▸ Required work: Return the whole listing, keeping every character the same.

— start The data —

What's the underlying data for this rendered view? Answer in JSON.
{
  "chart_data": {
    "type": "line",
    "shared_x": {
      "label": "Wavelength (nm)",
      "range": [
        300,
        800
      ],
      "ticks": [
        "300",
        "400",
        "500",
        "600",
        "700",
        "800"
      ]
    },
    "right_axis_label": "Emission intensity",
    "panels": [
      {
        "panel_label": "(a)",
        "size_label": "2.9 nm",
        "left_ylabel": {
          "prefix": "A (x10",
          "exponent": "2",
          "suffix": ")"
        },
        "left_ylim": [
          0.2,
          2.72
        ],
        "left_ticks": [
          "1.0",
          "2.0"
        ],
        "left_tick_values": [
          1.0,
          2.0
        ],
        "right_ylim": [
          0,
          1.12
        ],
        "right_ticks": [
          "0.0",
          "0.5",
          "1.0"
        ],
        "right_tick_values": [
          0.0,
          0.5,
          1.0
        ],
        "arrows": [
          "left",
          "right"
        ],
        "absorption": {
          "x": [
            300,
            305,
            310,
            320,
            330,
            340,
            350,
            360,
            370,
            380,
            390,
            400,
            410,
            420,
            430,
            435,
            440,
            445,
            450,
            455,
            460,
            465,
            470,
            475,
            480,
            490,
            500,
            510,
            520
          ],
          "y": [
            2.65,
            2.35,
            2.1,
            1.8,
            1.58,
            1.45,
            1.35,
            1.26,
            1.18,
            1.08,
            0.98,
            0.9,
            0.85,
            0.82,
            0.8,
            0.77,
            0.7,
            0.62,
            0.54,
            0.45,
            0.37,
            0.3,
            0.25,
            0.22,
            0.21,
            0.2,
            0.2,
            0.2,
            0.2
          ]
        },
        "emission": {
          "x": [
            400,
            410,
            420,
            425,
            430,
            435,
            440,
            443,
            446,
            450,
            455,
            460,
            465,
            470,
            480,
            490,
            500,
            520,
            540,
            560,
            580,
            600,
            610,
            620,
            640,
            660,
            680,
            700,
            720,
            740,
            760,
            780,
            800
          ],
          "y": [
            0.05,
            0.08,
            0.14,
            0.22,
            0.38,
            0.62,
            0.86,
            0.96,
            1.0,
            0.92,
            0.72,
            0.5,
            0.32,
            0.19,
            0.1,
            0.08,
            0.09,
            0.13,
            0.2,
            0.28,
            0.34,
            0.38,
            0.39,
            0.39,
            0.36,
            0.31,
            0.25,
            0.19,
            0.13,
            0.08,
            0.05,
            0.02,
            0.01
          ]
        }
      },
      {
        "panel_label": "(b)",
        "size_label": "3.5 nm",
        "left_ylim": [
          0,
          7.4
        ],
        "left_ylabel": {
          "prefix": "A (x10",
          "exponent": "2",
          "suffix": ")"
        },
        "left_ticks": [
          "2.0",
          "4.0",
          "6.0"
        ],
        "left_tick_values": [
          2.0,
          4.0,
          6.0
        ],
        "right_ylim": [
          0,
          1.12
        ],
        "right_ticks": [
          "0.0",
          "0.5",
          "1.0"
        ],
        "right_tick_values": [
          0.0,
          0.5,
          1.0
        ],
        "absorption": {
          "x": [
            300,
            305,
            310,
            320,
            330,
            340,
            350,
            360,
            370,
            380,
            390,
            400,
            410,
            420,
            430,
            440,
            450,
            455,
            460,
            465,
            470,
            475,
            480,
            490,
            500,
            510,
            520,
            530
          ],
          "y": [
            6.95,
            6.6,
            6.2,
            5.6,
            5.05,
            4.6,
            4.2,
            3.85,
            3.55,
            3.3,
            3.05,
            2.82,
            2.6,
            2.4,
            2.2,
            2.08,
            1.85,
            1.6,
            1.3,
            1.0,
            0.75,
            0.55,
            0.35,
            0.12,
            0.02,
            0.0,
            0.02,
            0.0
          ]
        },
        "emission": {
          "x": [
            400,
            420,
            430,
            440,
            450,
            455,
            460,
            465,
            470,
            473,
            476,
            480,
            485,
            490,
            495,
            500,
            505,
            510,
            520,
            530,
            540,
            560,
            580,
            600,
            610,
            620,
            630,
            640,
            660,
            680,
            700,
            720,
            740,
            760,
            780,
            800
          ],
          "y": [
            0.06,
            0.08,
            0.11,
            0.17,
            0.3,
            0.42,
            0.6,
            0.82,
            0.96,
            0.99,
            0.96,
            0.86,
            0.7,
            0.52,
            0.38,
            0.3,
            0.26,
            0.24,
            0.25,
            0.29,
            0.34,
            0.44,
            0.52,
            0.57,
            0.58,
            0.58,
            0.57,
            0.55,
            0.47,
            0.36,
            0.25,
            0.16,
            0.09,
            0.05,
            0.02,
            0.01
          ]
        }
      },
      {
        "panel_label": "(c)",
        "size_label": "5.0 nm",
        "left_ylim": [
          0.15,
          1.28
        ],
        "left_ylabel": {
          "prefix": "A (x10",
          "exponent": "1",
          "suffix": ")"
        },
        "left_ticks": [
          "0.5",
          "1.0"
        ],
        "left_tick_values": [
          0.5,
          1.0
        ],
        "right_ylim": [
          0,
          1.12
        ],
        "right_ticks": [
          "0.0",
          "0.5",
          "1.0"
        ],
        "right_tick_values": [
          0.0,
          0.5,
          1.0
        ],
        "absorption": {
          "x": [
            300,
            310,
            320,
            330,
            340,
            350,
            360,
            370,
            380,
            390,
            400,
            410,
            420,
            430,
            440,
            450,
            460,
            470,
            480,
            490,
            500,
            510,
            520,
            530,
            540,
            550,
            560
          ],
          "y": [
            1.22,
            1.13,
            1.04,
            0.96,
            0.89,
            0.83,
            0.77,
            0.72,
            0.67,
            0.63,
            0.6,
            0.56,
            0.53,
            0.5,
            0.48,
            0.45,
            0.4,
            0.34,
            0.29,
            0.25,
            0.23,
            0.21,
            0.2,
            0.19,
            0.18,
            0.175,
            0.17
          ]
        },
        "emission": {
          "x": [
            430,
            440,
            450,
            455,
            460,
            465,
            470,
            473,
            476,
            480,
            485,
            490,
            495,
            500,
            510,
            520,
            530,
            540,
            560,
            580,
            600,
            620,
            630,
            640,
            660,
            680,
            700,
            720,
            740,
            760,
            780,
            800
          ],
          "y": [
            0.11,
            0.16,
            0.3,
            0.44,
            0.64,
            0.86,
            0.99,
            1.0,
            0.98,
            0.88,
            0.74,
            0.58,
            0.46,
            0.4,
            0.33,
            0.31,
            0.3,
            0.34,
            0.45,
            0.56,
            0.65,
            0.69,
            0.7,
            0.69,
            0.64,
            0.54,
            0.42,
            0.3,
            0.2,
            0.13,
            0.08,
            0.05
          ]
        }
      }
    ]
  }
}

— end The data —

▸ Correct result:
What's the underlying data for this rendered view? Answer in JSON.
{
  "chart_data": {
    "type": "line",
    "shared_x": {
      "label": "Wavelength (nm)",
      "range": [
        300,
        800
      ],
      "ticks": [
        "300",
        "400",
        "500",
        "600",
        "700",
        "800"
      ]
    },
    "right_axis_label": "Emission intensity",
    "panels": [
      {
        "panel_label": "(a)",
        "size_label": "2.9 nm",
        "left_ylabel": {
          "prefix": "A (x10",
          "exponent": "2",
          "suffix": ")"
        },
        "left_ylim": [
          0.2,
          2.72
        ],
        "left_ticks": [
          "1.0",
          "2.0"
        ],
        "left_tick_values": [
          1.0,
          2.0
        ],
        "right_ylim": [
          0,
          1.12
        ],
        "right_ticks": [
          "0.0",
          "0.5",
          "1.0"
        ],
        "right_tick_values": [
          0.0,
          0.5,
          1.0
        ],
        "arrows": [
          "left",
          "right"
        ],
        "absorption": {
          "x": [
            300,
            305,
            310,
            320,
            330,
            340,
            350,
            360,
            370,
            380,
            390,
            400,
            410,
            420,
            430,
            435,
            440,
            445,
            450,
            455,
            460,
            465,
            470,
            475,
            480,
            490,
            500,
            510,
            520
          ],
          "y": [
            2.65,
            2.35,
            2.1,
            1.8,
            1.58,
            1.45,
            1.35,
            1.26,
            1.18,
            1.08,
            0.98,
            0.9,
            0.85,
            0.82,
            0.8,
            0.77,
            0.7,
            0.62,
            0.54,
            0.45,
            0.37,
            0.3,
            0.25,
            0.22,
            0.21,
            0.2,
            0.2,
            0.2,
            0.2
          ]
        },
        "emission": {
          "x": [
            400,
            410,
            420,
            425,
            430,
            435,
            440,
            443,
            446,
            450,
            455,
            460,
            465,
            470,
            480,
            490,
            500,
            520,
            540,
            560,
            580,
            600,
            610,
            620,
            640,
            660,
            680,
            700,
            720,
            740,
            760,
            780,
            800
          ],
          "y": [
            0.05,
            0.08,
            0.14,
            0.22,
            0.38,
            0.62,
            0.86,
            0.96,
            1.0,
            0.92,
            0.72,
            0.5,
            0.32,
            0.19,
            0.1,
            0.08,
            0.09,
            0.13,
            0.2,
            0.28,
            0.34,
            0.38,
            0.39,
            0.39,
            0.36,
            0.31,
            0.25,
            0.19,
            0.13,
            0.08,
            0.05,
            0.02,
            0.01
          ]
        }
      },
      {
        "panel_label": "(b)",
        "size_label": "3.5 nm",
        "left_ylim": [
          0,
          7.4
        ],
        "left_ylabel": {
          "prefix": "A (x10",
          "exponent": "2",
          "suffix": ")"
        },
        "left_ticks": [
          "2.0",
          "4.0",
          "6.0"
        ],
        "left_tick_values": [
          2.0,
          4.0,
          6.0
        ],
        "right_ylim": [
          0,
          1.12
        ],
        "right_ticks": [
          "0.0",
          "0.5",
          "1.0"
        ],
        "right_tick_values": [
          0.0,
          0.5,
          1.0
        ],
        "absorption": {
          "x": [
            300,
            305,
            310,
            320,
            330,
            340,
            350,
            360,
            370,
            380,
            390,
            400,
            410,
            420,
            430,
            440,
            450,
            455,
            460,
            465,
            470,
            475,
            480,
            490,
            500,
            510,
            520,
            530
          ],
          "y": [
            6.95,
            6.6,
            6.2,
            5.6,
            5.05,
            4.6,
            4.2,
            3.85,
            3.55,
            3.3,
            3.05,
            2.82,
            2.6,
            2.4,
            2.2,
            2.08,
            1.85,
            1.6,
            1.3,
            1.0,
            0.75,
            0.55,
            0.35,
            0.12,
            0.02,
            0.0,
            0.02,
            0.0
          ]
        },
        "emission": {
          "x": [
            400,
            420,
            430,
            440,
            450,
            455,
            460,
            465,
            470,
            473,
            476,
            480,
            485,
            490,
            495,
            500,
            505,
            510,
            520,
            530,
            540,
            560,
            580,
            600,
            610,
            620,
            630,
            640,
            660,
            680,
            700,
            720,
            740,
            760,
            780,
            800
          ],
          "y": [
            0.06,
            0.08,
            0.11,
            0.17,
            0.3,
            0.42,
            0.6,
            0.82,
            0.96,
            0.99,
            0.96,
            0.86,
            0.7,
            0.52,
            0.38,
            0.3,
            0.26,
            0.24,
            0.25,
            0.29,
            0.34,
            0.44,
            0.52,
            0.57,
            0.58,
            0.58,
            0.57,
            0.55,
            0.47,
            0.36,
            0.25,
            0.16,
            0.09,
            0.05,
            0.02,
            0.01
          ]
        }
      },
      {
        "panel_label": "(c)",
        "size_label": "5.0 nm",
        "left_ylim": [
          0.15,
          1.28
        ],
        "left_ylabel": {
          "prefix": "A (x10",
          "exponent": "1",
          "suffix": ")"
        },
        "left_ticks": [
          "0.5",
          "1.0"
        ],
        "left_tick_values": [
          0.5,
          1.0
        ],
        "right_ylim": [
          0,
          1.12
        ],
        "right_ticks": [
          "0.0",
          "0.5",
          "1.0"
        ],
        "right_tick_values": [
          0.0,
          0.5,
          1.0
        ],
        "absorption": {
          "x": [
            300,
            310,
            320,
            330,
            340,
            350,
            360,
            370,
            380,
            390,
            400,
            410,
            420,
            430,
            440,
            450,
            460,
            470,
            480,
            490,
            500,
            510,
            520,
            530,
            540,
            550,
            560
          ],
          "y": [
            1.22,
            1.13,
            1.04,
            0.96,
            0.89,
            0.83,
            0.77,
            0.72,
            0.67,
            0.63,
            0.6,
            0.56,
            0.53,
            0.5,
            0.48,
            0.45,
            0.4,
            0.34,
            0.29,
            0.25,
            0.23,
            0.21,
            0.2,
            0.19,
            0.18,
            0.175,
            0.17
          ]
        },
        "emission": {
          "x": [
            430,
            440,
            450,
            455,
            460,
            465,
            470,
            473,
            476,
            480,
            485,
            490,
            495,
            500,
            510,
            520,
            530,
            540,
            560,
            580,
            600,
            620,
            630,
            640,
            660,
            680,
            700,
            720,
            740,
            760,
            780,
            800
          ],
          "y": [
            0.11,
            0.16,
            0.3,
            0.44,
            0.64,
            0.86,
            0.99,
            1.0,
            0.98,
            0.88,
            0.74,
            0.58,
            0.46,
            0.4,
            0.33,
            0.31,
            0.3,
            0.34,
            0.45,
            0.56,
            0.65,
            0.69,
            0.7,
            0.69,
            0.64,
            0.54,
            0.42,
            0.3,
            0.2,
            0.13,
            0.08,
            0.05
          ]
        }
      }
    ]
  }
}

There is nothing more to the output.